▶ **Set exercise**
Scan the records below for lines with the word "address", then state how many you find and nothing else.

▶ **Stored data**
┏━━
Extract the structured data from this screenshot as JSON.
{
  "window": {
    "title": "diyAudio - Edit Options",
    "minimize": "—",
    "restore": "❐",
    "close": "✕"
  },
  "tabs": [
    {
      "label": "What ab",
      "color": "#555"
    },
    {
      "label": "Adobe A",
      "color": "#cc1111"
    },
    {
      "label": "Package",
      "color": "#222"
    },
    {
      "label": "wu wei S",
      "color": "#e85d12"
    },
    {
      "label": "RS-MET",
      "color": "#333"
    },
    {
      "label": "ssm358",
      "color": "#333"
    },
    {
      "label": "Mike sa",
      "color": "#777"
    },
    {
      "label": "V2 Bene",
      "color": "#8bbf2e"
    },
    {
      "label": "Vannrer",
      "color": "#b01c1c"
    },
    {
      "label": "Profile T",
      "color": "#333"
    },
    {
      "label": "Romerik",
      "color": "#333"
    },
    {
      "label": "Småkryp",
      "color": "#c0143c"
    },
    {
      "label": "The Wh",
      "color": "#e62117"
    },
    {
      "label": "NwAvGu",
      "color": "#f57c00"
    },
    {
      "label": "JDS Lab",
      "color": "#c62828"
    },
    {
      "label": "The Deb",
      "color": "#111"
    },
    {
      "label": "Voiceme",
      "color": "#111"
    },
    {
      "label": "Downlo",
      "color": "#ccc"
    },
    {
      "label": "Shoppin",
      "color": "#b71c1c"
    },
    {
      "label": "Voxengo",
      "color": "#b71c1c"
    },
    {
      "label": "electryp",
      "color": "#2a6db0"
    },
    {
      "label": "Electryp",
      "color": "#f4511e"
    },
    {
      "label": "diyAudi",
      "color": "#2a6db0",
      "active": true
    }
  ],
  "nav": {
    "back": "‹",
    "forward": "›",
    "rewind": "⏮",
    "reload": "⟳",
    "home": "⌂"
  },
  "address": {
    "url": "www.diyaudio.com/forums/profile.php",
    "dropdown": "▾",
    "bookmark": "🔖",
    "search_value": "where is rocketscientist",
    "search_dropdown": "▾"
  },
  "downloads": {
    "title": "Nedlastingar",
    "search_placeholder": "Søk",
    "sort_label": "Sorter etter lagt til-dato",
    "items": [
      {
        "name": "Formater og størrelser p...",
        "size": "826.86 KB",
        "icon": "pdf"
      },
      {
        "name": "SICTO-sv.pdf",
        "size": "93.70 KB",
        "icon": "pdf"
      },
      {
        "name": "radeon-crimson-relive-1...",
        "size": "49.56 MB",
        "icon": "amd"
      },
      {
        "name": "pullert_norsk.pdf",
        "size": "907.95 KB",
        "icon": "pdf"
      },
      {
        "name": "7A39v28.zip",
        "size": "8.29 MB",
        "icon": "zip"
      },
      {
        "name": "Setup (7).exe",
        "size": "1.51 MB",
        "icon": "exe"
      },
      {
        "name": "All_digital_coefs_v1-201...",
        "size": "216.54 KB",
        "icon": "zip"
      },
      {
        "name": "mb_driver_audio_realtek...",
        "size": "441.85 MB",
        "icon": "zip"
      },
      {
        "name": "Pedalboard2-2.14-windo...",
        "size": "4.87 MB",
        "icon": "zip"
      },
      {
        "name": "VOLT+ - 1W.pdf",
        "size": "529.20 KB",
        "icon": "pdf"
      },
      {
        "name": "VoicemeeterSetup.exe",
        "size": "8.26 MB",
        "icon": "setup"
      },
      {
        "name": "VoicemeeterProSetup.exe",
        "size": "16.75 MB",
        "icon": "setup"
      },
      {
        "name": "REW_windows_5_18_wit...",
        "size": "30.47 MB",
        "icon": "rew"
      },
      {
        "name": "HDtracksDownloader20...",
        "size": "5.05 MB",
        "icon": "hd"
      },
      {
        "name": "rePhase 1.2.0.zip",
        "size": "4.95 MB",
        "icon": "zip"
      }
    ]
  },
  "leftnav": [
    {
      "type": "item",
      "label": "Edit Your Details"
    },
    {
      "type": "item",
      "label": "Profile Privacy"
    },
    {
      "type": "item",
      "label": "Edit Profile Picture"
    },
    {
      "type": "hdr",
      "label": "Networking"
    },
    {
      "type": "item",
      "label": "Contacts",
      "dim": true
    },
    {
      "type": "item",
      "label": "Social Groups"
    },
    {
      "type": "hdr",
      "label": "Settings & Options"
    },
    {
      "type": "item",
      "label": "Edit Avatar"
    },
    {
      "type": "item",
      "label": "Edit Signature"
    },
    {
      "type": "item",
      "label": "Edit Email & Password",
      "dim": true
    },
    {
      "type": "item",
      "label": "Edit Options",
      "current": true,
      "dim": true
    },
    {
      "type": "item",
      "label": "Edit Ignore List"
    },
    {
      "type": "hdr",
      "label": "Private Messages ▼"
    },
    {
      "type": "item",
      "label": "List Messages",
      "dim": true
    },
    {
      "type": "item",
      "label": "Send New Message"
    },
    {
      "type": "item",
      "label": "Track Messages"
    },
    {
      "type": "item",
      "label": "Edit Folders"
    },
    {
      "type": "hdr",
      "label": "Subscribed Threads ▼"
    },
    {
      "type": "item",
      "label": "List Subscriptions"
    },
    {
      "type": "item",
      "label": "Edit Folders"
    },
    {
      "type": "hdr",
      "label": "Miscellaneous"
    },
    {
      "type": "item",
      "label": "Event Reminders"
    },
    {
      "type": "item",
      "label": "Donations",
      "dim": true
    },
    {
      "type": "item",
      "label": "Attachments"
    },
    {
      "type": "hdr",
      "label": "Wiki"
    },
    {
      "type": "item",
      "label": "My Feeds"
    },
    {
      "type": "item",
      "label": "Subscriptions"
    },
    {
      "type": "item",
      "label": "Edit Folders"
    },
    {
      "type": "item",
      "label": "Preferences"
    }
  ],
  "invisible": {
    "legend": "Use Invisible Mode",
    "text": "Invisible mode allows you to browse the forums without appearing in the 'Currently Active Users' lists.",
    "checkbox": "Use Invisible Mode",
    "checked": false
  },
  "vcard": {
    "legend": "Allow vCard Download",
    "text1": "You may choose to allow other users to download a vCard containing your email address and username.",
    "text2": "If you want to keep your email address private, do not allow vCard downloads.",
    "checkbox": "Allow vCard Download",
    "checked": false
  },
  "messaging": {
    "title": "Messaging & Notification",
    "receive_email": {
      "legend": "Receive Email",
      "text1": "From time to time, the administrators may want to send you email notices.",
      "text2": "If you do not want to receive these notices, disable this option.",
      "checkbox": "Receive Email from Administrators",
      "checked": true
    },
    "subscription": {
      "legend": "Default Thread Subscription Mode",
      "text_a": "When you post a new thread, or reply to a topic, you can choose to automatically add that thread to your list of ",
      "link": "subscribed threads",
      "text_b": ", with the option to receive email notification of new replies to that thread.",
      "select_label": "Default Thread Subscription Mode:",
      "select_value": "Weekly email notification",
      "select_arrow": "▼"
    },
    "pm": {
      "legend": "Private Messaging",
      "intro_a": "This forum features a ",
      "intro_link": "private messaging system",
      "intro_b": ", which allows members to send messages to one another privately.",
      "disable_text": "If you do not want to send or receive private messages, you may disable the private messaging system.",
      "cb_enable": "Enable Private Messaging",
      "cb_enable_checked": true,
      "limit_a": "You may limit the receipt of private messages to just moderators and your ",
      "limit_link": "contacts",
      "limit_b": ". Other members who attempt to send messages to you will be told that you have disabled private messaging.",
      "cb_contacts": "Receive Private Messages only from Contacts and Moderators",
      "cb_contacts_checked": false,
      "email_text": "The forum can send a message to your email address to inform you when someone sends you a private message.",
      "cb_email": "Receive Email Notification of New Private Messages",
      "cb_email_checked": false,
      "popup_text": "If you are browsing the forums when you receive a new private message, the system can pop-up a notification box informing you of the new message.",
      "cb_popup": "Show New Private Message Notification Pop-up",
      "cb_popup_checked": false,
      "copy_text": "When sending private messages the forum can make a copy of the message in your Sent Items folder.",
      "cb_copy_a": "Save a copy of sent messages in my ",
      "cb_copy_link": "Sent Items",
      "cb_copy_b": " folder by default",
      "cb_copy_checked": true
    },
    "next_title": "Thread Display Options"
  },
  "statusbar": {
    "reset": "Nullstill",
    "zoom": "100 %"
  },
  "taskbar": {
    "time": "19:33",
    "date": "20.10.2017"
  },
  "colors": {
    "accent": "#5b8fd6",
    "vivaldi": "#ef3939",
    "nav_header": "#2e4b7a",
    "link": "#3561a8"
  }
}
┗━━
▶ **Exercise answer**
4